What is the number of lines holding the word "mark"? Give that number alone.

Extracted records
-- Start --
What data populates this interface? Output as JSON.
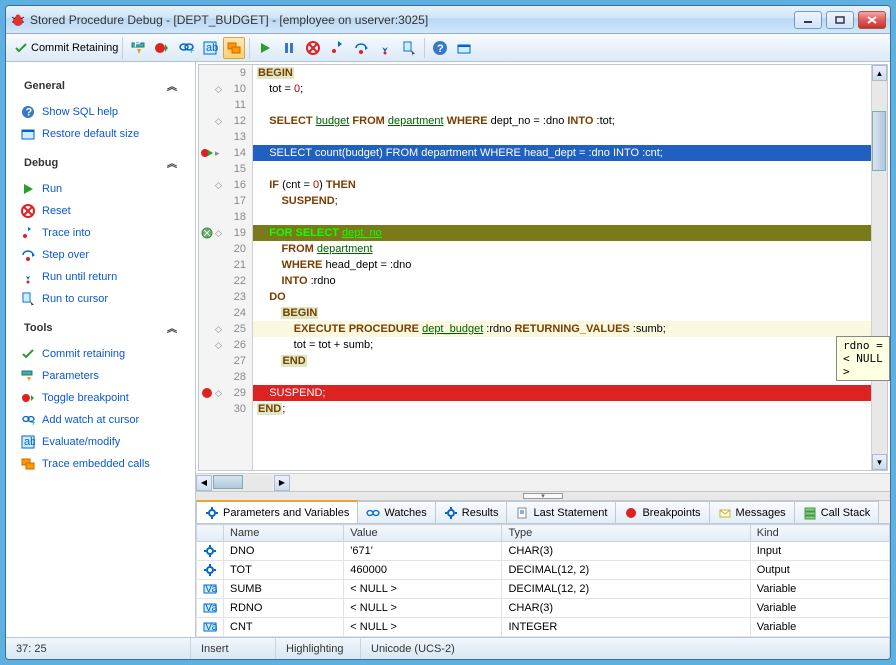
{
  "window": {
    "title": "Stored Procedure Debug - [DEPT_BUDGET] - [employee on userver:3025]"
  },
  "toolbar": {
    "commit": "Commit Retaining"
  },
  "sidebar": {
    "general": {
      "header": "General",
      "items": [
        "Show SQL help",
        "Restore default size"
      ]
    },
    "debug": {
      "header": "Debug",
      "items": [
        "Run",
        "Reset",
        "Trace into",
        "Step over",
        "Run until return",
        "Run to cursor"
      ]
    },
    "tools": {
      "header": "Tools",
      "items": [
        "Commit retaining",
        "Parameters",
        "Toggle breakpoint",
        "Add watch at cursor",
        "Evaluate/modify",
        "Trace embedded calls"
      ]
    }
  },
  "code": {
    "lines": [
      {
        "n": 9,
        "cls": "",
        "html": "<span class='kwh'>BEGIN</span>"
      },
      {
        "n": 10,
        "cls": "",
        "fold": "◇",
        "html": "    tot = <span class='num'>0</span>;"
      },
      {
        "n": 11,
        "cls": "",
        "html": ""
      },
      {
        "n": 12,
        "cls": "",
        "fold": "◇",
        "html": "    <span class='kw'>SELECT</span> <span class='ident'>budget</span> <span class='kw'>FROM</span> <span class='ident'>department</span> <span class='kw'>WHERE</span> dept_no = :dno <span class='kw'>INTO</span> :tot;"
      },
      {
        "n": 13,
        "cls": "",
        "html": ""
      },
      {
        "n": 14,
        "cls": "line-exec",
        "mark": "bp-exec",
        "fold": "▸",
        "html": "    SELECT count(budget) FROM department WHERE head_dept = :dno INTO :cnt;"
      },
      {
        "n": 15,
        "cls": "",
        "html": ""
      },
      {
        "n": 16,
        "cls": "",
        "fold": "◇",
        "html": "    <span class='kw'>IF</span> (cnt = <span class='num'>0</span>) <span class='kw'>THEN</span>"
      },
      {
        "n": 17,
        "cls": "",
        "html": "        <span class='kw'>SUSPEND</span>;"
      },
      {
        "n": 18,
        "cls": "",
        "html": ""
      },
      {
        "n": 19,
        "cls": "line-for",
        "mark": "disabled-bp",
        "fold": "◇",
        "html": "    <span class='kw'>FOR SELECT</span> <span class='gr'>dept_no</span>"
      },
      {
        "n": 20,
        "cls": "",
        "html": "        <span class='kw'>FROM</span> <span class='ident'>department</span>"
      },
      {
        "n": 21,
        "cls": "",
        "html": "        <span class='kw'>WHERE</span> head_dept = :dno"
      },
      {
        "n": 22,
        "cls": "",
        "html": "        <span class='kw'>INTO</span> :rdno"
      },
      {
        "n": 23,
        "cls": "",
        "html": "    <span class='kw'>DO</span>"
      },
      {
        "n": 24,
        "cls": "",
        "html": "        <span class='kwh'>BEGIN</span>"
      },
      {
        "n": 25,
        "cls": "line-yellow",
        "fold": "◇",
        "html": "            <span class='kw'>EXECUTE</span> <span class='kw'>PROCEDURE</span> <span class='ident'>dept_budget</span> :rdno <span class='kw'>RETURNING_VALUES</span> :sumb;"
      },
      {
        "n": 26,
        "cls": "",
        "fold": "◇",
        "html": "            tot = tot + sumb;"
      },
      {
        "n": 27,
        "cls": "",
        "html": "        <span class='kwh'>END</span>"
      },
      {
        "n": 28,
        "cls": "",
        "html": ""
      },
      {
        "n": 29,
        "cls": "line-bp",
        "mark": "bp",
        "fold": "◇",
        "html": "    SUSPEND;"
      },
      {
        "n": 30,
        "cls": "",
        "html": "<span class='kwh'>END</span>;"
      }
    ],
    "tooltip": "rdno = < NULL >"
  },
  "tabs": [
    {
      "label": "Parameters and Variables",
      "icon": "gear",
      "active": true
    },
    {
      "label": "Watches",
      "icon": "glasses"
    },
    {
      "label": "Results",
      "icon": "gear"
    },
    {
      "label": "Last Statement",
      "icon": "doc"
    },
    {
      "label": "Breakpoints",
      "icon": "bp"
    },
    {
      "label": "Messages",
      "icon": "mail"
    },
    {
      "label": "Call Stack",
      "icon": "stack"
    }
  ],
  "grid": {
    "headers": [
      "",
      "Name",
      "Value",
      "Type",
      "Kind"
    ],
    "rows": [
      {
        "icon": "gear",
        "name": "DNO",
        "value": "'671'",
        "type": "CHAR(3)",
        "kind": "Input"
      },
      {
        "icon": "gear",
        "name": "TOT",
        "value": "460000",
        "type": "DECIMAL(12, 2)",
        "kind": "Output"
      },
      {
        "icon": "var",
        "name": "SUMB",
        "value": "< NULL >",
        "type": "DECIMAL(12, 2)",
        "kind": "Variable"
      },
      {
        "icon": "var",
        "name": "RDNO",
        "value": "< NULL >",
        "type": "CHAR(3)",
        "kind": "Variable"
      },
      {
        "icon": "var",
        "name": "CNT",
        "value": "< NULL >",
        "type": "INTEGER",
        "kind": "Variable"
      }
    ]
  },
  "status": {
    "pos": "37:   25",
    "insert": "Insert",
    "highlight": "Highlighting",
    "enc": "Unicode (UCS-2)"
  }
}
-- End --
Full solution ->
3